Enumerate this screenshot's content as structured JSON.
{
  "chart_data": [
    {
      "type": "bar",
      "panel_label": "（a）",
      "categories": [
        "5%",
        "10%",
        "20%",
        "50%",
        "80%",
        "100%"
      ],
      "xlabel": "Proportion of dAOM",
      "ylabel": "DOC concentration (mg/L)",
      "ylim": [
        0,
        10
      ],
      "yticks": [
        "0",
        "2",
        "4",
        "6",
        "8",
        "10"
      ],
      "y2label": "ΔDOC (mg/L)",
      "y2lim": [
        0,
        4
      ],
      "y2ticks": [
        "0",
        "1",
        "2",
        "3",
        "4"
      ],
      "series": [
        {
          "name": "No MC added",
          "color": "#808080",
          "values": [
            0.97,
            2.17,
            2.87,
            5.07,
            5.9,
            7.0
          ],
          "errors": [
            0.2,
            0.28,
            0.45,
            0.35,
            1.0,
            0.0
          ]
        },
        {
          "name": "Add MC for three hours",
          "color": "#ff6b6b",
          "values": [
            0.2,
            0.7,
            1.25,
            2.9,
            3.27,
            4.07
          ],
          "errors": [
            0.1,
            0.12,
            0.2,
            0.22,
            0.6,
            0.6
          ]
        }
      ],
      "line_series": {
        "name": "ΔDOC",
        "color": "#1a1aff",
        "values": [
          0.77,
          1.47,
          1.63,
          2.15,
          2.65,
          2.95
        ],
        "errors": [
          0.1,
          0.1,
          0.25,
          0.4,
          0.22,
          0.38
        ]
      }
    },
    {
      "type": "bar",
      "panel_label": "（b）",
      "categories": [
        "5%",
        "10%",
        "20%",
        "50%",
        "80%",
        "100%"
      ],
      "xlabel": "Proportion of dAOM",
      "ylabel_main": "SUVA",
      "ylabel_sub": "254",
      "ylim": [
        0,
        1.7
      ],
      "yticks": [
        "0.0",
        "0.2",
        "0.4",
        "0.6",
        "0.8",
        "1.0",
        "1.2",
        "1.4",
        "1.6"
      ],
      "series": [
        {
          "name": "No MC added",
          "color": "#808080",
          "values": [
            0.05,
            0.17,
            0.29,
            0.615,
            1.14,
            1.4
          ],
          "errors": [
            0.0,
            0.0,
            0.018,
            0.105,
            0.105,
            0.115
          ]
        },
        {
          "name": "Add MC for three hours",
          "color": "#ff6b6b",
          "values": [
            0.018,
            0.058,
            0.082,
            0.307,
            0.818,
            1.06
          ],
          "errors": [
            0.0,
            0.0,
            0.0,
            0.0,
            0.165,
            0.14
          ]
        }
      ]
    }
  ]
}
###
WORK TO COMPLETE
Return all of the data precisely as it appears.

ANSWER TO THE PROBLEM
Enumerate this screenshot's content as structured JSON.
{
  "chart_data": [
    {
      "type": "bar",
      "panel_label": "（a）",
      "categories": [
        "5%",
        "10%",
        "20%",
        "50%",
        "80%",
        "100%"
      ],
      "xlabel": "Proportion of dAOM",
      "ylabel": "DOC concentration (mg/L)",
      "ylim": [
        0,
        10
      ],
      "yticks": [
        "0",
        "2",
        "4",
        "6",
        "8",
        "10"
      ],
      "y2label": "ΔDOC (mg/L)",
      "y2lim": [
        0,
        4
      ],
      "y2ticks": [
        "0",
        "1",
        "2",
        "3",
        "4"
      ],
      "series": [
        {
          "name": "No MC added",
          "color": "#808080",
          "values": [
            0.97,
            2.17,
            2.87,
            5.07,
            5.9,
            7.0
          ],
          "errors": [
            0.2,
            0.28,
            0.45,
            0.35,
            1.0,
            0.0
          ]
        },
        {
          "name": "Add MC for three hours",
          "color": "#ff6b6b",
          "values": [
            0.2,
            0.7,
            1.25,
            2.9,
            3.27,
            4.07
          ],
          "errors": [
            0.1,
            0.12,
            0.2,
            0.22,
            0.6,
            0.6
          ]
        }
      ],
      "line_series": {
        "name": "ΔDOC",
        "color": "#1a1aff",
        "values": [
          0.77,
          1.47,
          1.63,
          2.15,
          2.65,
          2.95
        ],
        "errors": [
          0.1,
          0.1,
          0.25,
          0.4,
          0.22,
          0.38
        ]
      }
    },
    {
      "type": "bar",
      "panel_label": "（b）",
      "categories": [
        "5%",
        "10%",
        "20%",
        "50%",
        "80%",
        "100%"
      ],
      "xlabel": "Proportion of dAOM",
      "ylabel_main": "SUVA",
      "ylabel_sub": "254",
      "ylim": [
        0,
        1.7
      ],
      "yticks": [
        "0.0",
        "0.2",
        "0.4",
        "0.6",
        "0.8",
        "1.0",
        "1.2",
        "1.4",
        "1.6"
      ],
      "series": [
        {
          "name": "No MC added",
          "color": "#808080",
          "values": [
            0.05,
            0.17,
            0.29,
            0.615,
            1.14,
            1.4
          ],
          "errors": [
            0.0,
            0.0,
            0.018,
            0.105,
            0.105,
            0.115
          ]
        },
        {
          "name": "Add MC for three hours",
          "color": "#ff6b6b",
          "values": [
            0.018,
            0.058,
            0.082,
            0.307,
            0.818,
            1.06
          ],
          "errors": [
            0.0,
            0.0,
            0.0,
            0.0,
            0.165,
            0.14
          ]
        }
      ]
    }
  ]
}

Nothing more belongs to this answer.